Output each line of the material exactly as it stands.

[Extracted data entries]:
^^^^
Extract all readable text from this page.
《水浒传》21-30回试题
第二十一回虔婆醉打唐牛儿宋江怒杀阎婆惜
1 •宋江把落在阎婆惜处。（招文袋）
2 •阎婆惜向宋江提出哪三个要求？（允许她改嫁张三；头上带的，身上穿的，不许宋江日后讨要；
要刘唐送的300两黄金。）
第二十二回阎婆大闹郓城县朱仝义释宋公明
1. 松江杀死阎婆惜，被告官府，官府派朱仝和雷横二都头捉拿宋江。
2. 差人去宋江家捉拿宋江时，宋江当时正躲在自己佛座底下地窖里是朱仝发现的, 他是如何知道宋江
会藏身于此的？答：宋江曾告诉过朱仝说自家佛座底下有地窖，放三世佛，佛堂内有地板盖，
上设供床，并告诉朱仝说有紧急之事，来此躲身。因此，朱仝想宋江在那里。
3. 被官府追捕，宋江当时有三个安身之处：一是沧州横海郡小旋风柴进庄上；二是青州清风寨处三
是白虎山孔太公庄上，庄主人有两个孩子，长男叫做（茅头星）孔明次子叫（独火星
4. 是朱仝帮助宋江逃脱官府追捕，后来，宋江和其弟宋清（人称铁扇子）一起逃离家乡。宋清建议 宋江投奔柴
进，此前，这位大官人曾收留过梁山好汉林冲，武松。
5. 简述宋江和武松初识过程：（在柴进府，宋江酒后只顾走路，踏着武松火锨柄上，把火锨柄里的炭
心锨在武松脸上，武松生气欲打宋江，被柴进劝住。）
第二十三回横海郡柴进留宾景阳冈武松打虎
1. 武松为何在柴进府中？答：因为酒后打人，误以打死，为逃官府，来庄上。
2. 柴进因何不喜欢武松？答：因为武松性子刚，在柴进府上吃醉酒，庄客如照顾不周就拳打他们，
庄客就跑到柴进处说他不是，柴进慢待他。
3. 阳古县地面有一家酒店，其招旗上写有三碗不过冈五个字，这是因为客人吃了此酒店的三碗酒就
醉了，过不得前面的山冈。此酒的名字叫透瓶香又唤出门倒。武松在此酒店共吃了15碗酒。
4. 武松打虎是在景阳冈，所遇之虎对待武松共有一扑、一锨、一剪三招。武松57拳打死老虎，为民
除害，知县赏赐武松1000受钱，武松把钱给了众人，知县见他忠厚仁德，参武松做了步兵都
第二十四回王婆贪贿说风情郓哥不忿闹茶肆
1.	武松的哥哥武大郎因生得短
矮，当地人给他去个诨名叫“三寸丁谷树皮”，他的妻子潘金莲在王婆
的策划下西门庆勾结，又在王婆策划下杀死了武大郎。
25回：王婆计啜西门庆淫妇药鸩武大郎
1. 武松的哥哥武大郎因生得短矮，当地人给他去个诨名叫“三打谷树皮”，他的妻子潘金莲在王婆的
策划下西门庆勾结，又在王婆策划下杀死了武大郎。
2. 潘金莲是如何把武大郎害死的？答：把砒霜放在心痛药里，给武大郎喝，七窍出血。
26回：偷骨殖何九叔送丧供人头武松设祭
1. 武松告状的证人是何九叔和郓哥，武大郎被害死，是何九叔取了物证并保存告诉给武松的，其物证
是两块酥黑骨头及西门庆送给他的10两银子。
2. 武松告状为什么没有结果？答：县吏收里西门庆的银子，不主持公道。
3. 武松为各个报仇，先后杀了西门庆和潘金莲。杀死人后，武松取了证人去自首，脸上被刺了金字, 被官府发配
^^^^
[FULL RESPONSE]:
Extract all readable text from this page.
《水浒传》21-30回试题
第二十一回虔婆醉打唐牛儿宋江怒杀阎婆惜
1 •宋江把落在阎婆惜处。（招文袋）
2 •阎婆惜向宋江提出哪三个要求？（允许她改嫁张三；头上带的，身上穿的，不许宋江日后讨要；
要刘唐送的300两黄金。）
第二十二回阎婆大闹郓城县朱仝义释宋公明
1. 松江杀死阎婆惜，被告官府，官府派朱仝和雷横二都头捉拿宋江。
2. 差人去宋江家捉拿宋江时，宋江当时正躲在自己佛座底下地窖里是朱仝发现的, 他是如何知道宋江
会藏身于此的？答：宋江曾告诉过朱仝说自家佛座底下有地窖，放三世佛，佛堂内有地板盖，
上设供床，并告诉朱仝说有紧急之事，来此躲身。因此，朱仝想宋江在那里。
3. 被官府追捕，宋江当时有三个安身之处：一是沧州横海郡小旋风柴进庄上；二是青州清风寨处三
是白虎山孔太公庄上，庄主人有两个孩子，长男叫做（茅头星）孔明次子叫（独火星
4. 是朱仝帮助宋江逃脱官府追捕，后来，宋江和其弟宋清（人称铁扇子）一起逃离家乡。宋清建议 宋江投奔柴
进，此前，这位大官人曾收留过梁山好汉林冲，武松。
5. 简述宋江和武松初识过程：（在柴进府，宋江酒后只顾走路，踏着武松火锨柄上，把火锨柄里的炭
心锨在武松脸上，武松生气欲打宋江，被柴进劝住。）
第二十三回横海郡柴进留宾景阳冈武松打虎
1. 武松为何在柴进府中？答：因为酒后打人，误以打死，为逃官府，来庄上。
2. 柴进因何不喜欢武松？答：因为武松性子刚，在柴进府上吃醉酒，庄客如照顾不周就拳打他们，
庄客就跑到柴进处说他不是，柴进慢待他。
3. 阳古县地面有一家酒店，其招旗上写有三碗不过冈五个字，这是因为客人吃了此酒店的三碗酒就
醉了，过不得前面的山冈。此酒的名字叫透瓶香又唤出门倒。武松在此酒店共吃了15碗酒。
4. 武松打虎是在景阳冈，所遇之虎对待武松共有一扑、一锨、一剪三招。武松57拳打死老虎，为民
除害，知县赏赐武松1000受钱，武松把钱给了众人，知县见他忠厚仁德，参武松做了步兵都
第二十四回王婆贪贿说风情郓哥不忿闹茶肆
1.	武松的哥哥武大郎因生得短
矮，当地人给他去个诨名叫“三寸丁谷树皮”，他的妻子潘金莲在王婆
的策划下西门庆勾结，又在王婆策划下杀死了武大郎。
25回：王婆计啜西门庆淫妇药鸩武大郎
1. 武松的哥哥武大郎因生得短矮，当地人给他去个诨名叫“三打谷树皮”，他的妻子潘金莲在王婆的
策划下西门庆勾结，又在王婆策划下杀死了武大郎。
2. 潘金莲是如何把武大郎害死的？答：把砒霜放在心痛药里，给武大郎喝，七窍出血。
26回：偷骨殖何九叔送丧供人头武松设祭
1. 武松告状的证人是何九叔和郓哥，武大郎被害死，是何九叔取了物证并保存告诉给武松的，其物证
是两块酥黑骨头及西门庆送给他的10两银子。
2. 武松告状为什么没有结果？答：县吏收里西门庆的银子，不主持公道。
3. 武松为各个报仇，先后杀了西门庆和潘金莲。杀死人后，武松取了证人去自首，脸上被刺了金字, 被官府发配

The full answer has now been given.